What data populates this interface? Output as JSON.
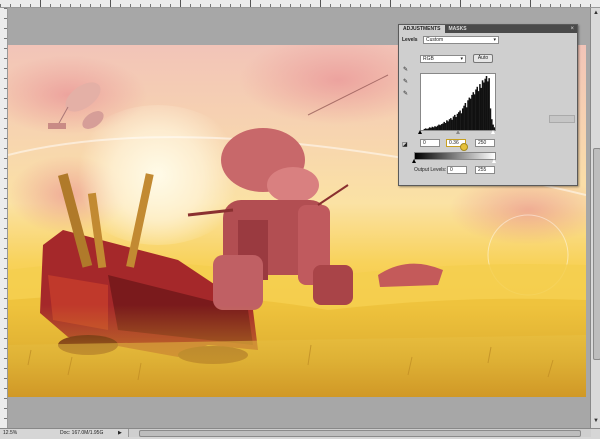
{
  "rulers": {
    "top_major_ticks": 8
  },
  "panel": {
    "tabs": [
      {
        "label": "ADJUSTMENTS",
        "active": true
      },
      {
        "label": "MASKS",
        "active": false
      }
    ],
    "close_glyph": "×",
    "section_title": "Levels",
    "preset_value": "Custom",
    "channel_value": "RGB",
    "auto_label": "Auto",
    "input_levels": {
      "black": "0",
      "gamma": "0.36",
      "white": "250"
    },
    "output_label": "Output Levels:",
    "output_levels": {
      "black": "0",
      "white": "255"
    }
  },
  "status": {
    "zoom": "12.5%",
    "doc": "Doc: 167.0M/1.95G"
  },
  "icons": [
    "eyedropper-black-icon",
    "eyedropper-gray-icon",
    "eyedropper-white-icon",
    "clip-icon",
    "panel-menu-icon"
  ],
  "histogram": [
    0.0,
    0.0,
    0.02,
    0.03,
    0.02,
    0.03,
    0.05,
    0.04,
    0.06,
    0.05,
    0.07,
    0.06,
    0.08,
    0.1,
    0.09,
    0.11,
    0.12,
    0.15,
    0.13,
    0.18,
    0.16,
    0.2,
    0.22,
    0.19,
    0.25,
    0.28,
    0.24,
    0.3,
    0.33,
    0.36,
    0.31,
    0.4,
    0.45,
    0.5,
    0.42,
    0.55,
    0.6,
    0.58,
    0.65,
    0.7,
    0.66,
    0.75,
    0.8,
    0.72,
    0.85,
    0.78,
    0.92,
    0.88,
    0.95,
    1.0,
    0.9,
    0.96,
    0.4,
    0.2,
    0.1,
    0.05
  ],
  "colors": {
    "panel_bg": "#cfcfcf",
    "tab_bar": "#4a4a4a",
    "pasteboard": "#a7a7a7"
  }
}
=-=-=-=-=
» Written task: Print each entry shown above with exact wording and no pictures.

» Solution to the exercise:
What data populates this interface? Output as JSON.
{
  "rulers": {
    "top_major_ticks": 8
  },
  "panel": {
    "tabs": [
      {
        "label": "ADJUSTMENTS",
        "active": true
      },
      {
        "label": "MASKS",
        "active": false
      }
    ],
    "close_glyph": "×",
    "section_title": "Levels",
    "preset_value": "Custom",
    "channel_value": "RGB",
    "auto_label": "Auto",
    "input_levels": {
      "black": "0",
      "gamma": "0.36",
      "white": "250"
    },
    "output_label": "Output Levels:",
    "output_levels": {
      "black": "0",
      "white": "255"
    }
  },
  "status": {
    "zoom": "12.5%",
    "doc": "Doc: 167.0M/1.95G"
  },
  "icons": [
    "eyedropper-black-icon",
    "eyedropper-gray-icon",
    "eyedropper-white-icon",
    "clip-icon",
    "panel-menu-icon"
  ],
  "histogram": [
    0.0,
    0.0,
    0.02,
    0.03,
    0.02,
    0.03,
    0.05,
    0.04,
    0.06,
    0.05,
    0.07,
    0.06,
    0.08,
    0.1,
    0.09,
    0.11,
    0.12,
    0.15,
    0.13,
    0.18,
    0.16,
    0.2,
    0.22,
    0.19,
    0.25,
    0.28,
    0.24,
    0.3,
    0.33,
    0.36,
    0.31,
    0.4,
    0.45,
    0.5,
    0.42,
    0.55,
    0.6,
    0.58,
    0.65,
    0.7,
    0.66,
    0.75,
    0.8,
    0.72,
    0.85,
    0.78,
    0.92,
    0.88,
    0.95,
    1.0,
    0.9,
    0.96,
    0.4,
    0.2,
    0.1,
    0.05
  ],
  "colors": {
    "panel_bg": "#cfcfcf",
    "tab_bar": "#4a4a4a",
    "pasteboard": "#a7a7a7"
  }
}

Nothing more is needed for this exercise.